━━━ Items

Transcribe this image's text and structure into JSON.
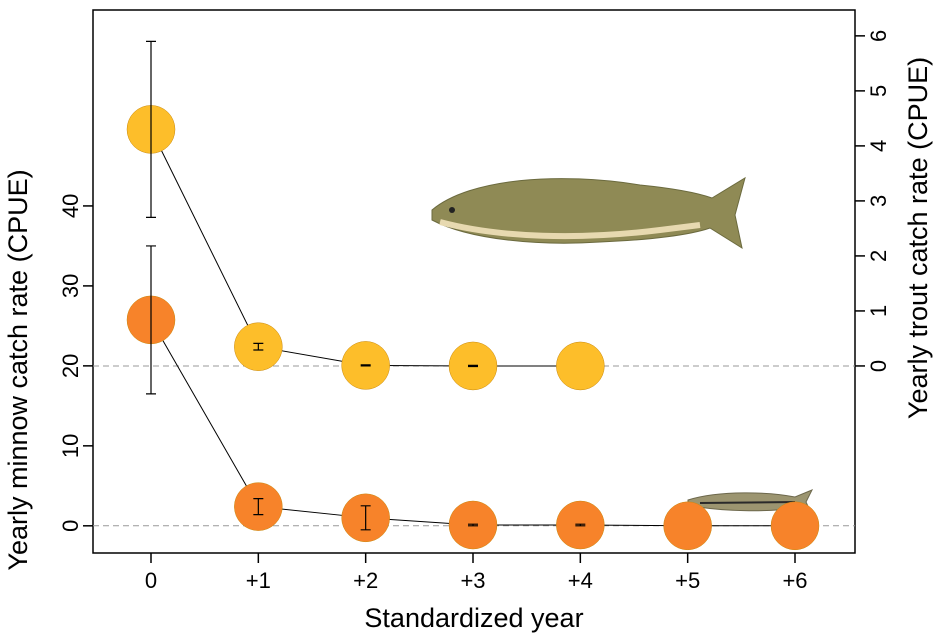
{
  "chart_data": {
    "type": "dual-axis-dot",
    "x_label": "Standardized year",
    "y_label": "Yearly minnow catch rate (CPUE)",
    "y2_label": "Yearly trout catch rate (CPUE)",
    "categories": [
      "0",
      "+1",
      "+2",
      "+3",
      "+4",
      "+5",
      "+6"
    ],
    "ylim": [
      -3.4,
      64.5
    ],
    "yticks": [
      0,
      10,
      20,
      30,
      40
    ],
    "y2lim": [
      -3.4,
      6.47
    ],
    "y2ticks": [
      0,
      1,
      2,
      3,
      4,
      5,
      6
    ],
    "reference_lines": [
      {
        "axis": "y",
        "value": 0
      },
      {
        "axis": "y2",
        "value": 0
      }
    ],
    "series": [
      {
        "name": "Trout",
        "color": "#fdbe2a",
        "axis": "y2",
        "values": [
          4.3,
          0.35,
          0.01,
          0.0,
          0.0,
          null,
          null
        ],
        "errors": [
          1.6,
          0.06,
          0.01,
          0.01,
          null,
          null,
          null
        ]
      },
      {
        "name": "Minnow",
        "color": "#f7832a",
        "axis": "y",
        "values": [
          25.75,
          2.4,
          1.0,
          0.1,
          0.1,
          0,
          0
        ],
        "errors": [
          9.25,
          1.0,
          1.5,
          0.1,
          0.1,
          null,
          null
        ]
      }
    ]
  }
}
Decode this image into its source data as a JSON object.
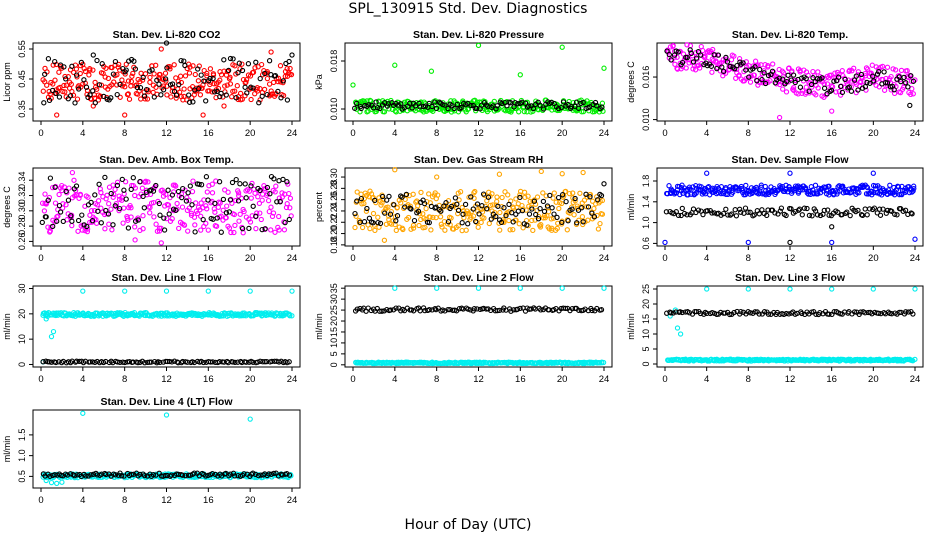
{
  "title": "SPL_130915  Std. Dev. Diagnostics",
  "xlabel": "Hour of Day (UTC)",
  "chart_data": [
    {
      "type": "scatter",
      "title": "Stan. Dev. Li-820 CO2",
      "ylabel": "Licor ppm",
      "xticks": [
        "0",
        "4",
        "8",
        "12",
        "16",
        "20",
        "24"
      ],
      "yticks": [
        "0.35",
        "0.45",
        "0.55"
      ],
      "xlim": [
        0,
        24
      ],
      "ylim": [
        0.31,
        0.57
      ],
      "series": [
        {
          "color": "#ff0000",
          "band": [
            0.38,
            0.5
          ],
          "outliers": [
            [
              1.5,
              0.33
            ],
            [
              8.0,
              0.33
            ],
            [
              15.5,
              0.33
            ],
            [
              11.5,
              0.55
            ],
            [
              22.0,
              0.54
            ],
            [
              5.0,
              0.36
            ],
            [
              17.5,
              0.36
            ]
          ]
        },
        {
          "color": "#000000",
          "band": [
            0.37,
            0.52
          ],
          "outliers": [
            [
              5.0,
              0.53
            ],
            [
              12.0,
              0.57
            ],
            [
              24.0,
              0.53
            ]
          ]
        }
      ]
    },
    {
      "type": "scatter",
      "title": "Stan. Dev. Li-820 Pressure",
      "ylabel": "kPa",
      "xticks": [
        "0",
        "4",
        "8",
        "12",
        "16",
        "20",
        "24"
      ],
      "yticks": [
        "0.010",
        "0.018"
      ],
      "xlim": [
        0,
        24
      ],
      "ylim": [
        0.008,
        0.021
      ],
      "series": [
        {
          "color": "#00ee00",
          "band": [
            0.0095,
            0.0115
          ],
          "outliers": [
            [
              0.0,
              0.014
            ],
            [
              4.0,
              0.0173
            ],
            [
              7.5,
              0.0163
            ],
            [
              12.0,
              0.0206
            ],
            [
              16.0,
              0.0157
            ],
            [
              20.0,
              0.0203
            ],
            [
              24.0,
              0.0168
            ]
          ]
        },
        {
          "color": "#000000",
          "band": [
            0.01,
            0.0112
          ],
          "outliers": []
        }
      ]
    },
    {
      "type": "scatter",
      "title": "Stan. Dev. Li-820 Temp.",
      "ylabel": "degrees C",
      "xticks": [
        "0",
        "4",
        "8",
        "12",
        "16",
        "20",
        "24"
      ],
      "yticks": [
        "0.010",
        "0.016"
      ],
      "xlim": [
        0,
        24
      ],
      "ylim": [
        0.0098,
        0.0208
      ],
      "series": [
        {
          "color": "#ff00ff",
          "trend": [
            [
              0,
              0.019
            ],
            [
              4,
              0.0186
            ],
            [
              8,
              0.017
            ],
            [
              12,
              0.0155
            ],
            [
              16,
              0.0148
            ],
            [
              20,
              0.016
            ],
            [
              24,
              0.015
            ]
          ],
          "spread": 0.0018,
          "outliers": [
            [
              11.0,
              0.0103
            ],
            [
              16.0,
              0.0112
            ]
          ]
        },
        {
          "color": "#000000",
          "trend": [
            [
              0,
              0.019
            ],
            [
              4,
              0.0185
            ],
            [
              8,
              0.0168
            ],
            [
              12,
              0.0153
            ],
            [
              16,
              0.0146
            ],
            [
              20,
              0.0158
            ],
            [
              24,
              0.015
            ]
          ],
          "spread": 0.0012,
          "outliers": [
            [
              23.5,
              0.012
            ]
          ]
        }
      ]
    },
    {
      "type": "scatter",
      "title": "Stan. Dev. Amb. Box Temp.",
      "ylabel": "degrees C",
      "xticks": [
        "0",
        "4",
        "8",
        "12",
        "16",
        "20",
        "24"
      ],
      "yticks": [
        "0.26",
        "0.28",
        "0.30",
        "0.32",
        "0.34"
      ],
      "xlim": [
        0,
        24
      ],
      "ylim": [
        0.254,
        0.356
      ],
      "series": [
        {
          "color": "#ff00ff",
          "band": [
            0.27,
            0.34
          ],
          "outliers": [
            [
              9.0,
              0.262
            ],
            [
              11.5,
              0.258
            ],
            [
              3.0,
              0.35
            ]
          ]
        },
        {
          "color": "#000000",
          "band": [
            0.272,
            0.345
          ],
          "outliers": [
            [
              0.5,
              0.292
            ]
          ]
        }
      ]
    },
    {
      "type": "scatter",
      "title": "Stan. Dev. Gas Stream RH",
      "ylabel": "percent",
      "xticks": [
        "0",
        "4",
        "8",
        "12",
        "16",
        "20",
        "24"
      ],
      "yticks": [
        "0.18",
        "0.20",
        "0.22",
        "0.24",
        "0.26",
        "0.28",
        "0.30"
      ],
      "xlim": [
        0,
        24
      ],
      "ylim": [
        0.178,
        0.316
      ],
      "series": [
        {
          "color": "#ffa500",
          "band": [
            0.205,
            0.275
          ],
          "outliers": [
            [
              3.0,
              0.188
            ],
            [
              4.0,
              0.313
            ],
            [
              8.0,
              0.3
            ],
            [
              14.0,
              0.305
            ],
            [
              18.0,
              0.31
            ],
            [
              20.0,
              0.306
            ],
            [
              22.0,
              0.308
            ]
          ]
        },
        {
          "color": "#000000",
          "band": [
            0.215,
            0.27
          ],
          "outliers": [
            [
              24.0,
              0.288
            ]
          ]
        }
      ]
    },
    {
      "type": "scatter",
      "title": "Stan. Dev. Sample Flow",
      "ylabel": "ml/min",
      "xticks": [
        "0",
        "4",
        "8",
        "12",
        "16",
        "20",
        "24"
      ],
      "yticks": [
        "0.6",
        "1.0",
        "1.4",
        "1.8"
      ],
      "xlim": [
        0,
        24
      ],
      "ylim": [
        0.55,
        2.05
      ],
      "series": [
        {
          "color": "#0000ff",
          "band": [
            1.53,
            1.72
          ],
          "outliers": [
            [
              0.0,
              0.62
            ],
            [
              4.0,
              1.95
            ],
            [
              8.0,
              0.62
            ],
            [
              12.0,
              1.95
            ],
            [
              16.0,
              0.62
            ],
            [
              20.0,
              1.95
            ],
            [
              24.0,
              0.68
            ]
          ]
        },
        {
          "color": "#000000",
          "band": [
            1.13,
            1.28
          ],
          "outliers": [
            [
              12.0,
              0.62
            ],
            [
              16.0,
              0.92
            ]
          ]
        }
      ]
    },
    {
      "type": "scatter",
      "title": "Stan. Dev. Line 1 Flow",
      "ylabel": "ml/min",
      "xticks": [
        "0",
        "4",
        "8",
        "12",
        "16",
        "20",
        "24"
      ],
      "yticks": [
        "0",
        "10",
        "20",
        "30"
      ],
      "xlim": [
        0,
        24
      ],
      "ylim": [
        -1,
        31
      ],
      "series": [
        {
          "color": "#00eeee",
          "band": [
            19.0,
            20.5
          ],
          "outliers": [
            [
              4.0,
              29
            ],
            [
              8.0,
              29
            ],
            [
              12.0,
              29
            ],
            [
              16.0,
              29
            ],
            [
              20.0,
              29
            ],
            [
              24.0,
              29
            ],
            [
              0.2,
              1
            ],
            [
              1.0,
              11
            ],
            [
              1.2,
              13
            ],
            [
              0.5,
              18
            ]
          ]
        },
        {
          "color": "#000000",
          "band": [
            0.7,
            1.3
          ],
          "outliers": []
        }
      ]
    },
    {
      "type": "scatter",
      "title": "Stan. Dev. Line 2 Flow",
      "ylabel": "ml/min",
      "xticks": [
        "0",
        "4",
        "8",
        "12",
        "16",
        "20",
        "24"
      ],
      "yticks": [
        "0",
        "5",
        "10",
        "15",
        "20",
        "25",
        "30",
        "35"
      ],
      "xlim": [
        0,
        24
      ],
      "ylim": [
        -1,
        36
      ],
      "series": [
        {
          "color": "#00eeee",
          "band": [
            0.6,
            1.2
          ],
          "outliers": [
            [
              4.0,
              35
            ],
            [
              8.0,
              35
            ],
            [
              12.0,
              35
            ],
            [
              16.0,
              35
            ],
            [
              20.0,
              35
            ],
            [
              24.0,
              35
            ]
          ]
        },
        {
          "color": "#000000",
          "band": [
            24.5,
            26.0
          ],
          "outliers": []
        }
      ]
    },
    {
      "type": "scatter",
      "title": "Stan. Dev. Line 3 Flow",
      "ylabel": "ml/min",
      "xticks": [
        "0",
        "4",
        "8",
        "12",
        "16",
        "20",
        "24"
      ],
      "yticks": [
        "0",
        "5",
        "10",
        "15",
        "20",
        "25"
      ],
      "xlim": [
        0,
        24
      ],
      "ylim": [
        -1,
        26
      ],
      "series": [
        {
          "color": "#00eeee",
          "band": [
            1.0,
            1.6
          ],
          "outliers": [
            [
              4.0,
              25
            ],
            [
              8.0,
              25
            ],
            [
              12.0,
              25
            ],
            [
              16.0,
              25
            ],
            [
              20.0,
              25
            ],
            [
              24.0,
              25
            ],
            [
              0.5,
              16
            ],
            [
              1.0,
              18
            ],
            [
              1.2,
              12
            ],
            [
              1.5,
              10
            ]
          ]
        },
        {
          "color": "#000000",
          "band": [
            16.5,
            17.5
          ],
          "outliers": []
        }
      ]
    },
    {
      "type": "scatter",
      "title": "Stan. Dev. Line 4 (LT) Flow",
      "ylabel": "ml/min",
      "xticks": [
        "0",
        "4",
        "8",
        "12",
        "16",
        "20",
        "24"
      ],
      "yticks": [
        "0.5",
        "1.0",
        "1.5"
      ],
      "xlim": [
        0,
        24
      ],
      "ylim": [
        0.22,
        2.1
      ],
      "series": [
        {
          "color": "#00eeee",
          "band": [
            0.47,
            0.56
          ],
          "outliers": [
            [
              4.0,
              2.02
            ],
            [
              12.0,
              1.98
            ],
            [
              20.0,
              1.88
            ],
            [
              0.5,
              0.4
            ],
            [
              1.0,
              0.35
            ],
            [
              1.5,
              0.33
            ],
            [
              2.0,
              0.36
            ]
          ]
        },
        {
          "color": "#000000",
          "band": [
            0.5,
            0.58
          ],
          "outliers": []
        }
      ]
    }
  ]
}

━━━━━━

- What is asked
Go through the lines above. Select every one that has the string "Temp".

- Final result
      "title": "Stan. Dev. Li-820 Temp.",
      "title": "Stan. Dev. Amb. Box Temp.",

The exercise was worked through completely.